---------- GIVEN RECORDS

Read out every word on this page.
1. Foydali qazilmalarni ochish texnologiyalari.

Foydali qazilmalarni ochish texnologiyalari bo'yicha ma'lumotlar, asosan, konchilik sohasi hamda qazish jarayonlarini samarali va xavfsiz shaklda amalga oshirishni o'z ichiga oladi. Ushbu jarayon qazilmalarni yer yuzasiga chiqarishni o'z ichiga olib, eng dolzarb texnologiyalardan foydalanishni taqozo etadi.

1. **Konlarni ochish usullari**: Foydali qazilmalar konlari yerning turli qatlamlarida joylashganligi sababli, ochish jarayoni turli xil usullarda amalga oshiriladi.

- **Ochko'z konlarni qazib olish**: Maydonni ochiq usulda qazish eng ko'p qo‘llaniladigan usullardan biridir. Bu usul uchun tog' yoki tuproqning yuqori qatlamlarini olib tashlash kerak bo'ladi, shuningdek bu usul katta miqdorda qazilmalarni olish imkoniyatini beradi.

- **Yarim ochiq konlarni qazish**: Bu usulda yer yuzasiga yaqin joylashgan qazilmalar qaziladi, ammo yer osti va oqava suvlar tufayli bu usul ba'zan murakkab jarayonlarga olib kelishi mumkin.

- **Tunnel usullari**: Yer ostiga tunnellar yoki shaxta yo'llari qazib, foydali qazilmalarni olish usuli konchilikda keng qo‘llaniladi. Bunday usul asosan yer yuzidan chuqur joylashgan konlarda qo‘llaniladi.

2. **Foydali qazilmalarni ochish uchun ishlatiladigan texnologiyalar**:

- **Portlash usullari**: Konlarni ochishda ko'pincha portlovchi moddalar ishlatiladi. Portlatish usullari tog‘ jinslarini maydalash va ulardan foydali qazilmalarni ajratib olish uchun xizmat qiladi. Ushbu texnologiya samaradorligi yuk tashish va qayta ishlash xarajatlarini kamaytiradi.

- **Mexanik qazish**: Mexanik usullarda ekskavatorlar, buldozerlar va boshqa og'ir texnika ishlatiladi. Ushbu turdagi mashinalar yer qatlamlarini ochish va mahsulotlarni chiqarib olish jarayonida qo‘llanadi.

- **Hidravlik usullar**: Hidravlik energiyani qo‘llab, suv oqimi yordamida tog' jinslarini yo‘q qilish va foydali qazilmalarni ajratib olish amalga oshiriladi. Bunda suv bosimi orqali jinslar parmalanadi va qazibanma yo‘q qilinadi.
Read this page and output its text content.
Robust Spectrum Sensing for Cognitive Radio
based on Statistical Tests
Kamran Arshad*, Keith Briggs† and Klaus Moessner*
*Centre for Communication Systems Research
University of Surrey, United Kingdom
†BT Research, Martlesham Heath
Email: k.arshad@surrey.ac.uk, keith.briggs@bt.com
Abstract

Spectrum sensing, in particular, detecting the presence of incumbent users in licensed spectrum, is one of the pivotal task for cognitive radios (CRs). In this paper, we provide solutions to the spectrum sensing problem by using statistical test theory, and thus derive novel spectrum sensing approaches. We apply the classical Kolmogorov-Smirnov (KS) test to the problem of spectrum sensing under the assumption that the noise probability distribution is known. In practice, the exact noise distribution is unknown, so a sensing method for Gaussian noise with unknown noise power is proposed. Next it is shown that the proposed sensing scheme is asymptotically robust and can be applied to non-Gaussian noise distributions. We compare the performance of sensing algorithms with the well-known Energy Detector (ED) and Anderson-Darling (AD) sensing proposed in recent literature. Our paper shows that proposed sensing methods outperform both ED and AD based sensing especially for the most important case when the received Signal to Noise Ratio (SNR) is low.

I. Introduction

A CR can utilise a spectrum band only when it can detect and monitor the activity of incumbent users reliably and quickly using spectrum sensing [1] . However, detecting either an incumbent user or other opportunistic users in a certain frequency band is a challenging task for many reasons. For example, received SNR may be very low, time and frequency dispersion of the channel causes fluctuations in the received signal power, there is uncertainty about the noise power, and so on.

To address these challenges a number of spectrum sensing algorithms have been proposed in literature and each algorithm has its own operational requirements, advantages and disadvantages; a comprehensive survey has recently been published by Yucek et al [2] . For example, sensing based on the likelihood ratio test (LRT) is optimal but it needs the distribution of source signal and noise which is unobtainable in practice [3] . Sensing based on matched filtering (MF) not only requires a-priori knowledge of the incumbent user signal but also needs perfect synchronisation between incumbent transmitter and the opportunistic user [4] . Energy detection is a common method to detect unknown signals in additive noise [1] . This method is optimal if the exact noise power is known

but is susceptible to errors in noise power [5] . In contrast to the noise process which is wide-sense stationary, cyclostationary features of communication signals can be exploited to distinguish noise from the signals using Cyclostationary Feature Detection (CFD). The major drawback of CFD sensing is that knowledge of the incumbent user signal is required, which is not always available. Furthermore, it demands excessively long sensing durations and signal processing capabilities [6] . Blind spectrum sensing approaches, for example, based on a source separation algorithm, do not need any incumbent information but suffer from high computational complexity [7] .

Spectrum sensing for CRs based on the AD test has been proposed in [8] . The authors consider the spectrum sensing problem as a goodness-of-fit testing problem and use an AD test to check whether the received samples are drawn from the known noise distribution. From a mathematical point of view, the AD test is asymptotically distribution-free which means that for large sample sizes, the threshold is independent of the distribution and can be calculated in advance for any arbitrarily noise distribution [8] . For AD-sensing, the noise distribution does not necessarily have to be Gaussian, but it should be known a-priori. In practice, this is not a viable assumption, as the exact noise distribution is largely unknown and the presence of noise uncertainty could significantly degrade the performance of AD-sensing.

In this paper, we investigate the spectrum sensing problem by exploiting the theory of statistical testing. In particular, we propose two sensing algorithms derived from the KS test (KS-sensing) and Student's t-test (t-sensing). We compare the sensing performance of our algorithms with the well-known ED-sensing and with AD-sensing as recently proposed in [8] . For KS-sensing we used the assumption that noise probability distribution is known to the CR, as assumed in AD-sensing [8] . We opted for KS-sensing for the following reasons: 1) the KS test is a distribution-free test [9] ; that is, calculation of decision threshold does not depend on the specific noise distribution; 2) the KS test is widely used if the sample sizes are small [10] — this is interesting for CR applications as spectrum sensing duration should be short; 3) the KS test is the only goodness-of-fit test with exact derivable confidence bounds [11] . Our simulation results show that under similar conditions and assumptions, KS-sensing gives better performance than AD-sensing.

--------------------

WRITTEN TASK
Write out all the entries exactly.

TASK RESPONSE
Read out every word on this page.
1. Foydali qazilmalarni ochish texnologiyalari.

Foydali qazilmalarni ochish texnologiyalari bo'yicha ma'lumotlar, asosan, konchilik sohasi hamda qazish jarayonlarini samarali va xavfsiz shaklda amalga oshirishni o'z ichiga oladi. Ushbu jarayon qazilmalarni yer yuzasiga chiqarishni o'z ichiga olib, eng dolzarb texnologiyalardan foydalanishni taqozo etadi.

1. **Konlarni ochish usullari**: Foydali qazilmalar konlari yerning turli qatlamlarida joylashganligi sababli, ochish jarayoni turli xil usullarda amalga oshiriladi.

- **Ochko'z konlarni qazib olish**: Maydonni ochiq usulda qazish eng ko'p qo‘llaniladigan usullardan biridir. Bu usul uchun tog' yoki tuproqning yuqori qatlamlarini olib tashlash kerak bo'ladi, shuningdek bu usul katta miqdorda qazilmalarni olish imkoniyatini beradi.

- **Yarim ochiq konlarni qazish**: Bu usulda yer yuzasiga yaqin joylashgan qazilmalar qaziladi, ammo yer osti va oqava suvlar tufayli bu usul ba'zan murakkab jarayonlarga olib kelishi mumkin.

- **Tunnel usullari**: Yer ostiga tunnellar yoki shaxta yo'llari qazib, foydali qazilmalarni olish usuli konchilikda keng qo‘llaniladi. Bunday usul asosan yer yuzidan chuqur joylashgan konlarda qo‘llaniladi.

2. **Foydali qazilmalarni ochish uchun ishlatiladigan texnologiyalar**:

- **Portlash usullari**: Konlarni ochishda ko'pincha portlovchi moddalar ishlatiladi. Portlatish usullari tog‘ jinslarini maydalash va ulardan foydali qazilmalarni ajratib olish uchun xizmat qiladi. Ushbu texnologiya samaradorligi yuk tashish va qayta ishlash xarajatlarini kamaytiradi.

- **Mexanik qazish**: Mexanik usullarda ekskavatorlar, buldozerlar va boshqa og'ir texnika ishlatiladi. Ushbu turdagi mashinalar yer qatlamlarini ochish va mahsulotlarni chiqarib olish jarayonida qo‘llanadi.

- **Hidravlik usullar**: Hidravlik energiyani qo‘llab, suv oqimi yordamida tog' jinslarini yo‘q qilish va foydali qazilmalarni ajratib olish amalga oshiriladi. Bunda suv bosimi orqali jinslar parmalanadi va qazibanma yo‘q qilinadi.
Read this page and output its text content.
Robust Spectrum Sensing for Cognitive Radio
based on Statistical Tests
Kamran Arshad*, Keith Briggs† and Klaus Moessner*
*Centre for Communication Systems Research
University of Surrey, United Kingdom
†BT Research, Martlesham Heath
Email: k.arshad@surrey.ac.uk, keith.briggs@bt.com
Abstract

Spectrum sensing, in particular, detecting the presence of incumbent users in licensed spectrum, is one of the pivotal task for cognitive radios (CRs). In this paper, we provide solutions to the spectrum sensing problem by using statistical test theory, and thus derive novel spectrum sensing approaches. We apply the classical Kolmogorov-Smirnov (KS) test to the problem of spectrum sensing under the assumption that the noise probability distribution is known. In practice, the exact noise distribution is unknown, so a sensing method for Gaussian noise with unknown noise power is proposed. Next it is shown that the proposed sensing scheme is asymptotically robust and can be applied to non-Gaussian noise distributions. We compare the performance of sensing algorithms with the well-known Energy Detector (ED) and Anderson-Darling (AD) sensing proposed in recent literature. Our paper shows that proposed sensing methods outperform both ED and AD based sensing especially for the most important case when the received Signal to Noise Ratio (SNR) is low.

I. Introduction

A CR can utilise a spectrum band only when it can detect and monitor the activity of incumbent users reliably and quickly using spectrum sensing [1] . However, detecting either an incumbent user or other opportunistic users in a certain frequency band is a challenging task for many reasons. For example, received SNR may be very low, time and frequency dispersion of the channel causes fluctuations in the received signal power, there is uncertainty about the noise power, and so on.

To address these challenges a number of spectrum sensing algorithms have been proposed in literature and each algorithm has its own operational requirements, advantages and disadvantages; a comprehensive survey has recently been published by Yucek et al [2] . For example, sensing based on the likelihood ratio test (LRT) is optimal but it needs the distribution of source signal and noise which is unobtainable in practice [3] . Sensing based on matched filtering (MF) not only requires a-priori knowledge of the incumbent user signal but also needs perfect synchronisation between incumbent transmitter and the opportunistic user [4] . Energy detection is a common method to detect unknown signals in additive noise [1] . This method is optimal if the exact noise power is known

but is susceptible to errors in noise power [5] . In contrast to the noise process which is wide-sense stationary, cyclostationary features of communication signals can be exploited to distinguish noise from the signals using Cyclostationary Feature Detection (CFD). The major drawback of CFD sensing is that knowledge of the incumbent user signal is required, which is not always available. Furthermore, it demands excessively long sensing durations and signal processing capabilities [6] . Blind spectrum sensing approaches, for example, based on a source separation algorithm, do not need any incumbent information but suffer from high computational complexity [7] .

Spectrum sensing for CRs based on the AD test has been proposed in [8] . The authors consider the spectrum sensing problem as a goodness-of-fit testing problem and use an AD test to check whether the received samples are drawn from the known noise distribution. From a mathematical point of view, the AD test is asymptotically distribution-free which means that for large sample sizes, the threshold is independent of the distribution and can be calculated in advance for any arbitrarily noise distribution [8] . For AD-sensing, the noise distribution does not necessarily have to be Gaussian, but it should be known a-priori. In practice, this is not a viable assumption, as the exact noise distribution is largely unknown and the presence of noise uncertainty could significantly degrade the performance of AD-sensing.

In this paper, we investigate the spectrum sensing problem by exploiting the theory of statistical testing. In particular, we propose two sensing algorithms derived from the KS test (KS-sensing) and Student's t-test (t-sensing). We compare the sensing performance of our algorithms with the well-known ED-sensing and with AD-sensing as recently proposed in [8] . For KS-sensing we used the assumption that noise probability distribution is known to the CR, as assumed in AD-sensing [8] . We opted for KS-sensing for the following reasons: 1) the KS test is a distribution-free test [9] ; that is, calculation of decision threshold does not depend on the specific noise distribution; 2) the KS test is widely used if the sample sizes are small [10] — this is interesting for CR applications as spectrum sensing duration should be short; 3) the KS test is the only goodness-of-fit test with exact derivable confidence bounds [11] . Our simulation results show that under similar conditions and assumptions, KS-sensing gives better performance than AD-sensing.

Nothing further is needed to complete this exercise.